• TASK TO CARRY OUT
Give a verbatim quotation of every record.

• EXTRACTED INFORMATION
┄┄┄┄┄┄┄┄┄┄┄┄┄┄┄┄┄┄┄┄
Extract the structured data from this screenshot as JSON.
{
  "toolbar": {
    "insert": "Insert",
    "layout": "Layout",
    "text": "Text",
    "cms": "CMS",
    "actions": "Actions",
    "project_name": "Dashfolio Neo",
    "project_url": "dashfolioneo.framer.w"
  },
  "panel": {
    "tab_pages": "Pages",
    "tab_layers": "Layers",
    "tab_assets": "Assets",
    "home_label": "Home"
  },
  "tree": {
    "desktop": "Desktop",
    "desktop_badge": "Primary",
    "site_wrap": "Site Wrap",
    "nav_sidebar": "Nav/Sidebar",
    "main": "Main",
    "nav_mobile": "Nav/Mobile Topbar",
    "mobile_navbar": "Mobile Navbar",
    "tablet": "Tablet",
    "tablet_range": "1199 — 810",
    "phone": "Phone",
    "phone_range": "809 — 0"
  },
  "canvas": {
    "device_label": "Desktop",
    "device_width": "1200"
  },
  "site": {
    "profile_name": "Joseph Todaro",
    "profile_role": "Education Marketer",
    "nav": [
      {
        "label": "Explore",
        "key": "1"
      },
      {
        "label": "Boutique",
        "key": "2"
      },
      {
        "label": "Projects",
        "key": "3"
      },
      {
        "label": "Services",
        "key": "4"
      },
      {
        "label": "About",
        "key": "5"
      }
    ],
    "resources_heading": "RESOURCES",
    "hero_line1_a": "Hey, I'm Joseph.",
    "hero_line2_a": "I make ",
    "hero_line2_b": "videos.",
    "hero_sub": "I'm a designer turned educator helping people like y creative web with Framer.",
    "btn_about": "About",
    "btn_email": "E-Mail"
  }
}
┄┄┄┄┄┄┄┄┄┄┄┄┄┄┄┄┄┄┄┄
• WRITTEN SOLUTION
Extract the structured data from this screenshot as JSON.
{
  "toolbar": {
    "insert": "Insert",
    "layout": "Layout",
    "text": "Text",
    "cms": "CMS",
    "actions": "Actions",
    "project_name": "Dashfolio Neo",
    "project_url": "dashfolioneo.framer.w"
  },
  "panel": {
    "tab_pages": "Pages",
    "tab_layers": "Layers",
    "tab_assets": "Assets",
    "home_label": "Home"
  },
  "tree": {
    "desktop": "Desktop",
    "desktop_badge": "Primary",
    "site_wrap": "Site Wrap",
    "nav_sidebar": "Nav/Sidebar",
    "main": "Main",
    "nav_mobile": "Nav/Mobile Topbar",
    "mobile_navbar": "Mobile Navbar",
    "tablet": "Tablet",
    "tablet_range": "1199 — 810",
    "phone": "Phone",
    "phone_range": "809 — 0"
  },
  "canvas": {
    "device_label": "Desktop",
    "device_width": "1200"
  },
  "site": {
    "profile_name": "Joseph Todaro",
    "profile_role": "Education Marketer",
    "nav": [
      {
        "label": "Explore",
        "key": "1"
      },
      {
        "label": "Boutique",
        "key": "2"
      },
      {
        "label": "Projects",
        "key": "3"
      },
      {
        "label": "Services",
        "key": "4"
      },
      {
        "label": "About",
        "key": "5"
      }
    ],
    "resources_heading": "RESOURCES",
    "hero_line1_a": "Hey, I'm Joseph.",
    "hero_line2_a": "I make ",
    "hero_line2_b": "videos.",
    "hero_sub": "I'm a designer turned educator helping people like y creative web with Framer.",
    "btn_about": "About",
    "btn_email": "E-Mail"
  }
}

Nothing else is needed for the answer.